◆ STATED EXERCISE
Write out the entire listing below exactly, with the pictures left out.

*-*-*

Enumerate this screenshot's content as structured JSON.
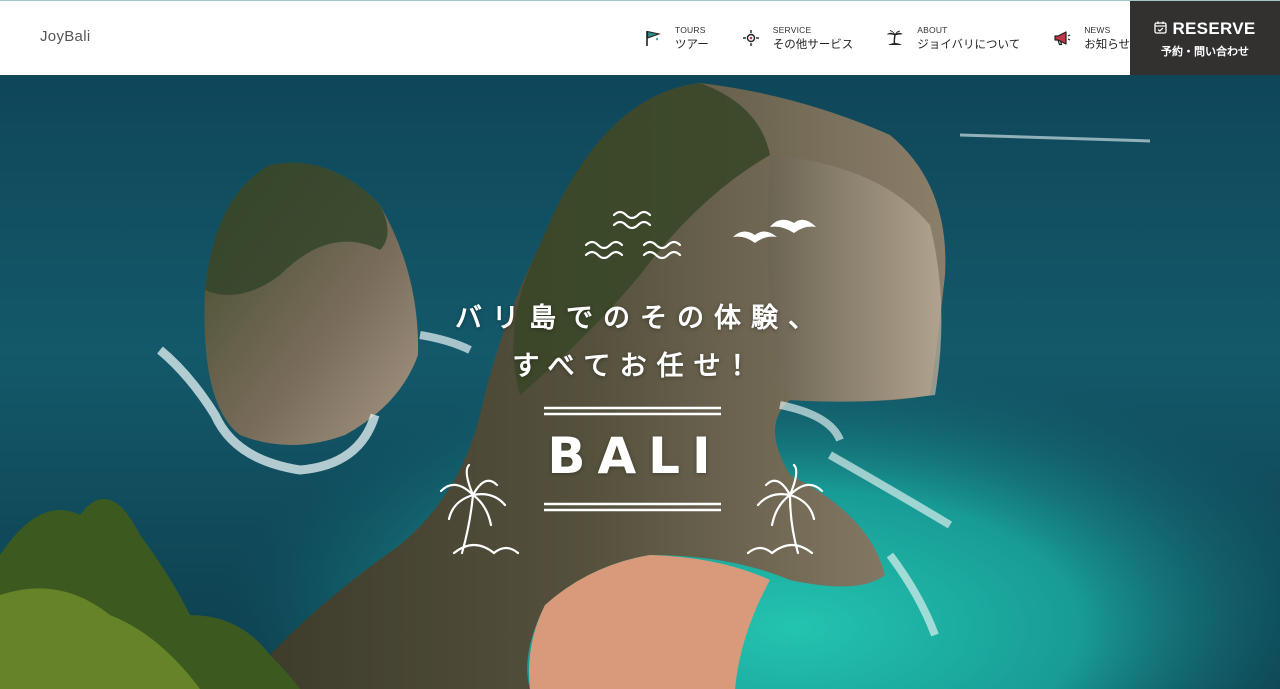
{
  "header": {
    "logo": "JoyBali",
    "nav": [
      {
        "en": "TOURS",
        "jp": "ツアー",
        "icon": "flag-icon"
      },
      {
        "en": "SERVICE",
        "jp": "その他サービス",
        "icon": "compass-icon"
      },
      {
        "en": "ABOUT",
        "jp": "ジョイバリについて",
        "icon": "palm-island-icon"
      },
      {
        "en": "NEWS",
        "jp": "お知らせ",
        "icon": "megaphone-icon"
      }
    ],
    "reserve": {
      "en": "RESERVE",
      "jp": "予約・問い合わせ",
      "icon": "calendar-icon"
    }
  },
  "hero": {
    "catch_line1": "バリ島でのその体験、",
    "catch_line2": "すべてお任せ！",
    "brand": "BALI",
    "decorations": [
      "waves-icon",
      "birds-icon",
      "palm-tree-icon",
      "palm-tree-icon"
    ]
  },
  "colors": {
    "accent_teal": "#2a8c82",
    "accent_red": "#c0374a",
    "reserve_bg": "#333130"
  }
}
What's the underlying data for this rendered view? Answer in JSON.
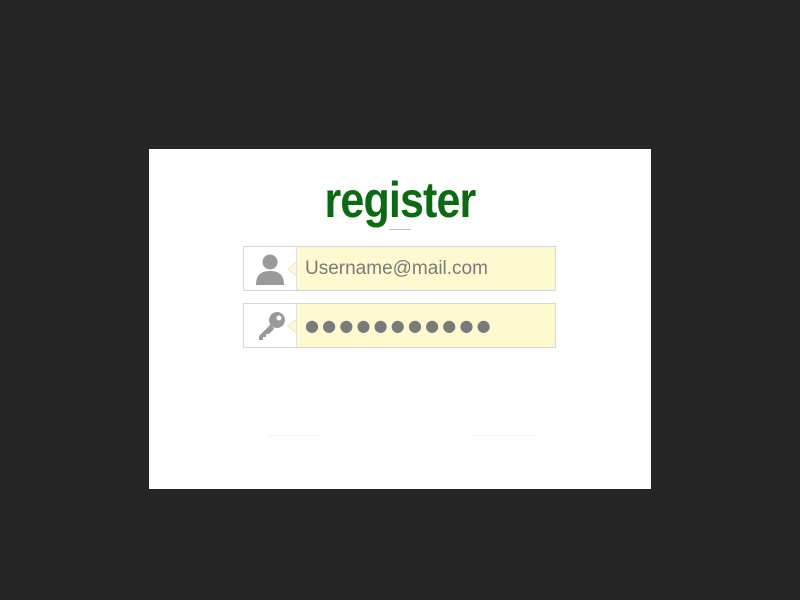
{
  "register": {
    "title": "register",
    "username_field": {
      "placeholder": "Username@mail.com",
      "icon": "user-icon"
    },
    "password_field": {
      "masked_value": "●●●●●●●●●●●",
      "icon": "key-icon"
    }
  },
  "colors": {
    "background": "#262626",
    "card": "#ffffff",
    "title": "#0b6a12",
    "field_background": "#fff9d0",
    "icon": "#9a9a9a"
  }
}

*-*-*

◆ SOLVED PROBLEM
Enumerate this screenshot's content as structured JSON.
{
  "header": {
    "logo": "JoyBali",
    "nav": [
      {
        "en": "TOURS",
        "jp": "ツアー",
        "icon": "flag-icon"
      },
      {
        "en": "SERVICE",
        "jp": "その他サービス",
        "icon": "compass-icon"
      },
      {
        "en": "ABOUT",
        "jp": "ジョイバリについて",
        "icon": "palm-island-icon"
      },
      {
        "en": "NEWS",
        "jp": "お知らせ",
        "icon": "megaphone-icon"
      }
    ],
    "reserve": {
      "en": "RESERVE",
      "jp": "予約・問い合わせ",
      "icon": "calendar-icon"
    }
  },
  "hero": {
    "catch_line1": "バリ島でのその体験、",
    "catch_line2": "すべてお任せ！",
    "brand": "BALI",
    "decorations": [
      "waves-icon",
      "birds-icon",
      "palm-tree-icon",
      "palm-tree-icon"
    ]
  },
  "colors": {
    "accent_teal": "#2a8c82",
    "accent_red": "#c0374a",
    "reserve_bg": "#333130"
  }
}
What's the underlying data for this rendered view? Answer in JSON.
{
  "register": {
    "title": "register",
    "username_field": {
      "placeholder": "Username@mail.com",
      "icon": "user-icon"
    },
    "password_field": {
      "masked_value": "●●●●●●●●●●●",
      "icon": "key-icon"
    }
  },
  "colors": {
    "background": "#262626",
    "card": "#ffffff",
    "title": "#0b6a12",
    "field_background": "#fff9d0",
    "icon": "#9a9a9a"
  }
}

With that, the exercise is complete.